EXERCISE DIRECTIONS:
Repeat the material verbatim and drop the pictures.

DATASET:
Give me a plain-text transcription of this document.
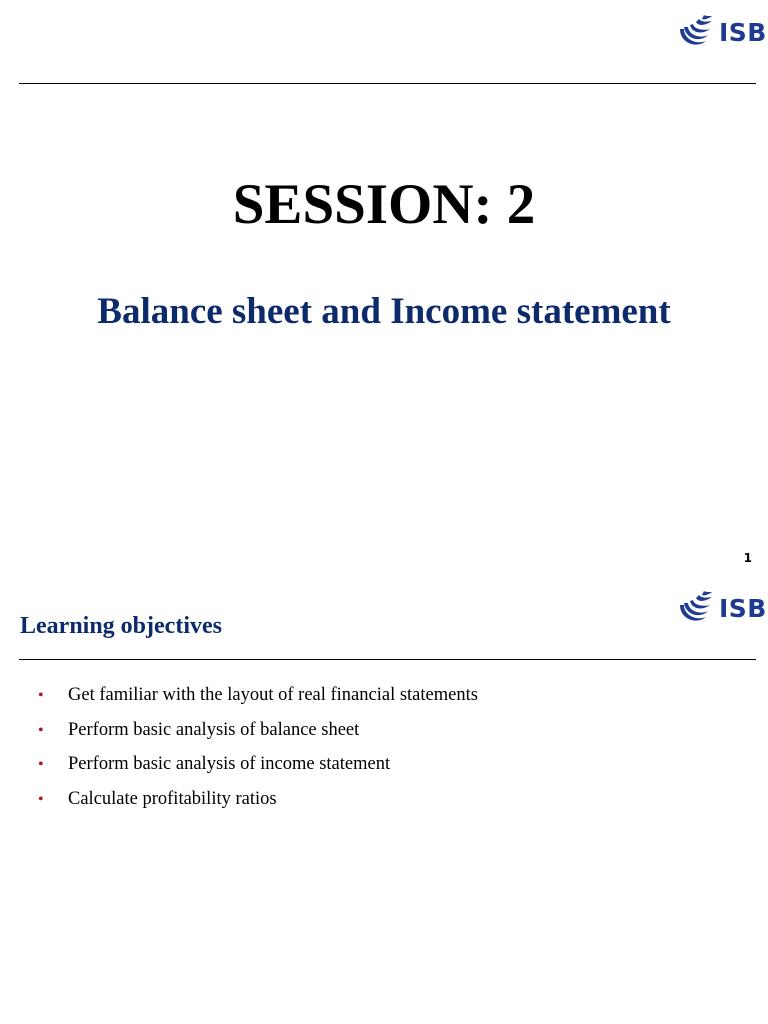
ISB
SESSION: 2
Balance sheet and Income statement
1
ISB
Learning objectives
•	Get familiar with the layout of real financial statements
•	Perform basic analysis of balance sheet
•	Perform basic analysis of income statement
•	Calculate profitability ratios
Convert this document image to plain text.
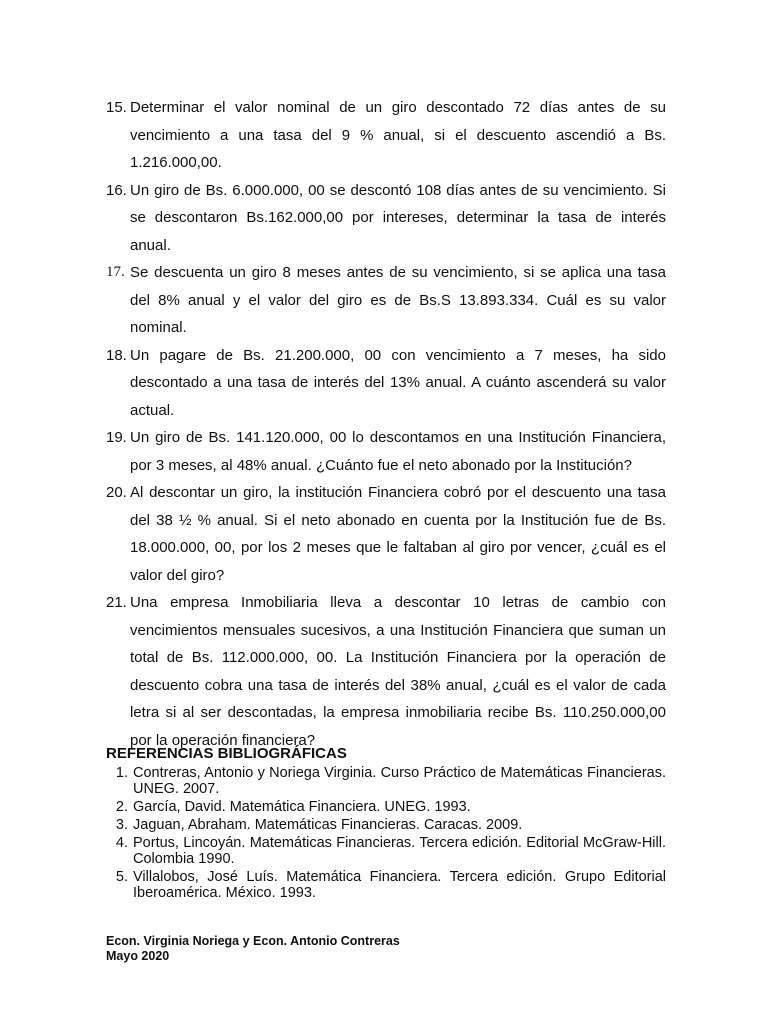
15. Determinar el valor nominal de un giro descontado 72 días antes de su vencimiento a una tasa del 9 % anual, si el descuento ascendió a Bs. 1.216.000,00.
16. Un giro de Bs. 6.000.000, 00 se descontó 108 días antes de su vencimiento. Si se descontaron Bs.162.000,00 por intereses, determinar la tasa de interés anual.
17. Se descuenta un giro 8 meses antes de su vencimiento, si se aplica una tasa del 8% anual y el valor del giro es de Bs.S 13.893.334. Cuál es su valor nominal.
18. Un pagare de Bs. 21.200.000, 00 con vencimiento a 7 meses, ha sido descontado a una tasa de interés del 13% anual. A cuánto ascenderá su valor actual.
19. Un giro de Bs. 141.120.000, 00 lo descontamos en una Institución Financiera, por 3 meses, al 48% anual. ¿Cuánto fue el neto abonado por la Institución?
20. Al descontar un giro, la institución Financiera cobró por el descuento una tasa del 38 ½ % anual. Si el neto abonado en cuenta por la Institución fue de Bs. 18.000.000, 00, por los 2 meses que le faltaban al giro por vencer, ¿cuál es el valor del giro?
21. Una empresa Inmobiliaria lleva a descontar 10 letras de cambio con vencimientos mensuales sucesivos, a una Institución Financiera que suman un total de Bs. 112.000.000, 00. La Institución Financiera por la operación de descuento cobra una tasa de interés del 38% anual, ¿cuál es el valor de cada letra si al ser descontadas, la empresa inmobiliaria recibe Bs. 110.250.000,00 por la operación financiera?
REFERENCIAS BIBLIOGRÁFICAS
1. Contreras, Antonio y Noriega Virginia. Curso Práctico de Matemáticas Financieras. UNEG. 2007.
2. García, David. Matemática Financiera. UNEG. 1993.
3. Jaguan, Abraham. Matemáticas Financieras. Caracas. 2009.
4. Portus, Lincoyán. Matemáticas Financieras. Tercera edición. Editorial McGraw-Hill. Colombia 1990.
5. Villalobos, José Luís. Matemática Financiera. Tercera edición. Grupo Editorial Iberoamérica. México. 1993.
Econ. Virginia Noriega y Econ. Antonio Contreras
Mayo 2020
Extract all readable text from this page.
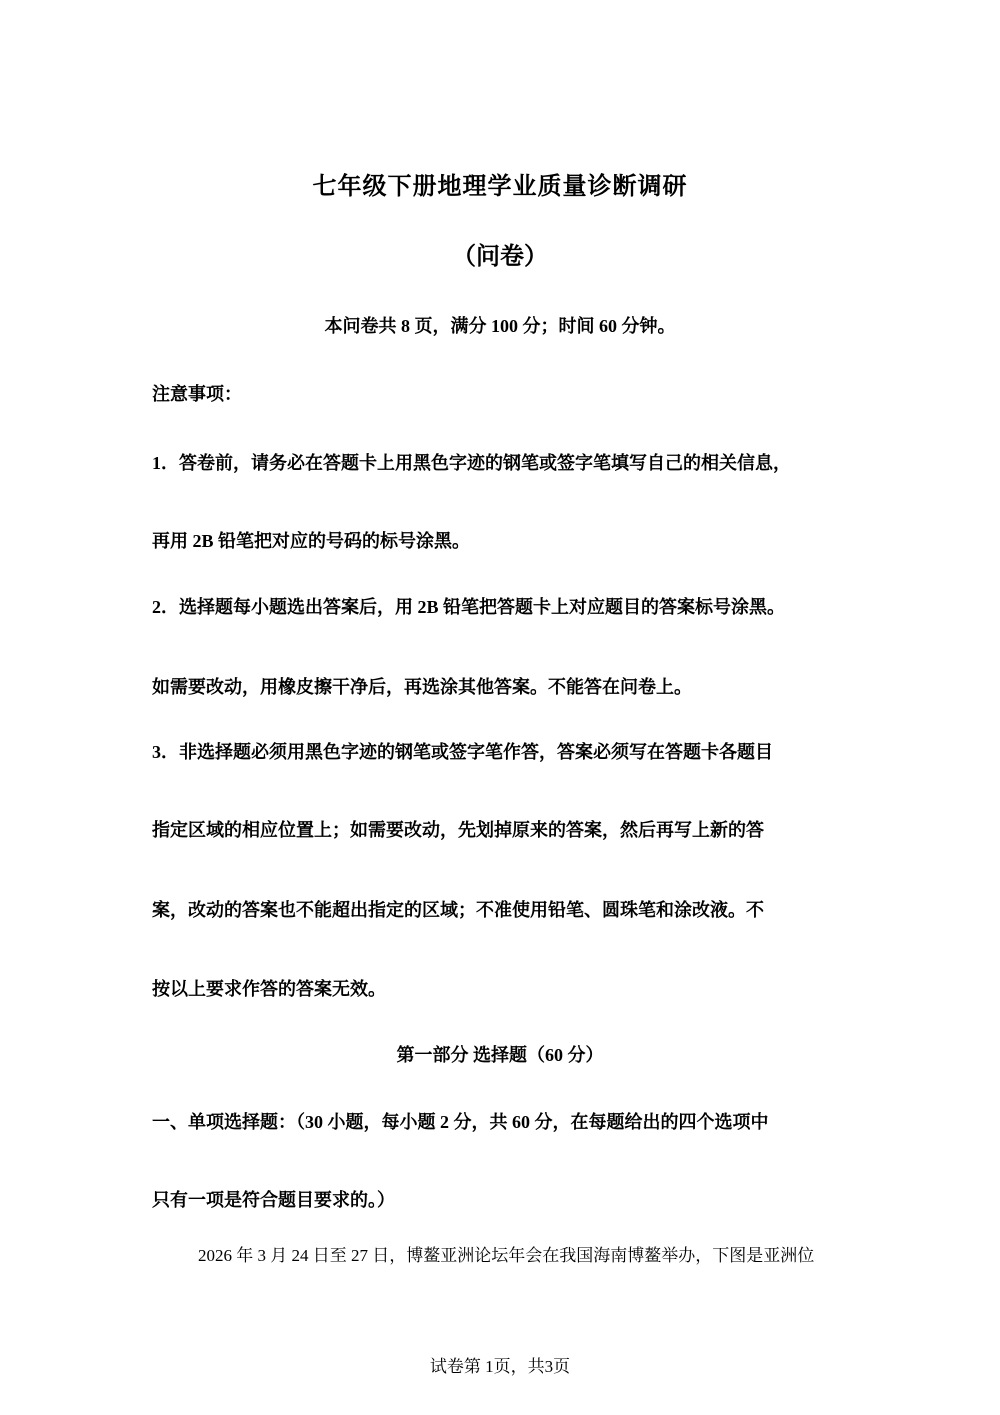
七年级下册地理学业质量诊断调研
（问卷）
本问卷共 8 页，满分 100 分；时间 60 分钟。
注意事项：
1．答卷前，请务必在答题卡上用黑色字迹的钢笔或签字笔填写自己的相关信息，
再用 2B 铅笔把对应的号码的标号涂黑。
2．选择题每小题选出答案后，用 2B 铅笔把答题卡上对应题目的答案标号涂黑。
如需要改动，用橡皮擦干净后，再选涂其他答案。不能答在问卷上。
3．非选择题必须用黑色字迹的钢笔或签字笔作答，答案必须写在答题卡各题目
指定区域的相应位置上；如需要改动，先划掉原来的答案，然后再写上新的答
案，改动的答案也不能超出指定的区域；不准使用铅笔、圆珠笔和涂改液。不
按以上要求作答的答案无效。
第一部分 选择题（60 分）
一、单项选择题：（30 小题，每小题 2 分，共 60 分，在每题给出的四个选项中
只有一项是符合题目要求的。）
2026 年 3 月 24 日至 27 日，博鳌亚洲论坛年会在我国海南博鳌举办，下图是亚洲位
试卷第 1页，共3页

THE REPLY:
Give me a plain-text transcription of this document.
ISB
SESSION: 2
Balance sheet and Income statement
1
ISB
Learning objectives
•	Get familiar with the layout of real financial statements
•	Perform basic analysis of balance sheet
•	Perform basic analysis of income statement
•	Calculate profitability ratios
Convert this document image to plain text.
15. Determinar el valor nominal de un giro descontado 72 días antes de su vencimiento a una tasa del 9 % anual, si el descuento ascendió a Bs. 1.216.000,00.
16. Un giro de Bs. 6.000.000, 00 se descontó 108 días antes de su vencimiento. Si se descontaron Bs.162.000,00 por intereses, determinar la tasa de interés anual.
17. Se descuenta un giro 8 meses antes de su vencimiento, si se aplica una tasa del 8% anual y el valor del giro es de Bs.S 13.893.334. Cuál es su valor nominal.
18. Un pagare de Bs. 21.200.000, 00 con vencimiento a 7 meses, ha sido descontado a una tasa de interés del 13% anual. A cuánto ascenderá su valor actual.
19. Un giro de Bs. 141.120.000, 00 lo descontamos en una Institución Financiera, por 3 meses, al 48% anual. ¿Cuánto fue el neto abonado por la Institución?
20. Al descontar un giro, la institución Financiera cobró por el descuento una tasa del 38 ½ % anual. Si el neto abonado en cuenta por la Institución fue de Bs. 18.000.000, 00, por los 2 meses que le faltaban al giro por vencer, ¿cuál es el valor del giro?
21. Una empresa Inmobiliaria lleva a descontar 10 letras de cambio con vencimientos mensuales sucesivos, a una Institución Financiera que suman un total de Bs. 112.000.000, 00. La Institución Financiera por la operación de descuento cobra una tasa de interés del 38% anual, ¿cuál es el valor de cada letra si al ser descontadas, la empresa inmobiliaria recibe Bs. 110.250.000,00 por la operación financiera?
REFERENCIAS BIBLIOGRÁFICAS
1. Contreras, Antonio y Noriega Virginia. Curso Práctico de Matemáticas Financieras. UNEG. 2007.
2. García, David. Matemática Financiera. UNEG. 1993.
3. Jaguan, Abraham. Matemáticas Financieras. Caracas. 2009.
4. Portus, Lincoyán. Matemáticas Financieras. Tercera edición. Editorial McGraw-Hill. Colombia 1990.
5. Villalobos, José Luís. Matemática Financiera. Tercera edición. Grupo Editorial Iberoamérica. México. 1993.
Econ. Virginia Noriega y Econ. Antonio Contreras
Mayo 2020
Extract all readable text from this page.
七年级下册地理学业质量诊断调研
（问卷）
本问卷共 8 页，满分 100 分；时间 60 分钟。
注意事项：
1．答卷前，请务必在答题卡上用黑色字迹的钢笔或签字笔填写自己的相关信息，
再用 2B 铅笔把对应的号码的标号涂黑。
2．选择题每小题选出答案后，用 2B 铅笔把答题卡上对应题目的答案标号涂黑。
如需要改动，用橡皮擦干净后，再选涂其他答案。不能答在问卷上。
3．非选择题必须用黑色字迹的钢笔或签字笔作答，答案必须写在答题卡各题目
指定区域的相应位置上；如需要改动，先划掉原来的答案，然后再写上新的答
案，改动的答案也不能超出指定的区域；不准使用铅笔、圆珠笔和涂改液。不
按以上要求作答的答案无效。
第一部分 选择题（60 分）
一、单项选择题：（30 小题，每小题 2 分，共 60 分，在每题给出的四个选项中
只有一项是符合题目要求的。）
2026 年 3 月 24 日至 27 日，博鳌亚洲论坛年会在我国海南博鳌举办，下图是亚洲位
试卷第 1页，共3页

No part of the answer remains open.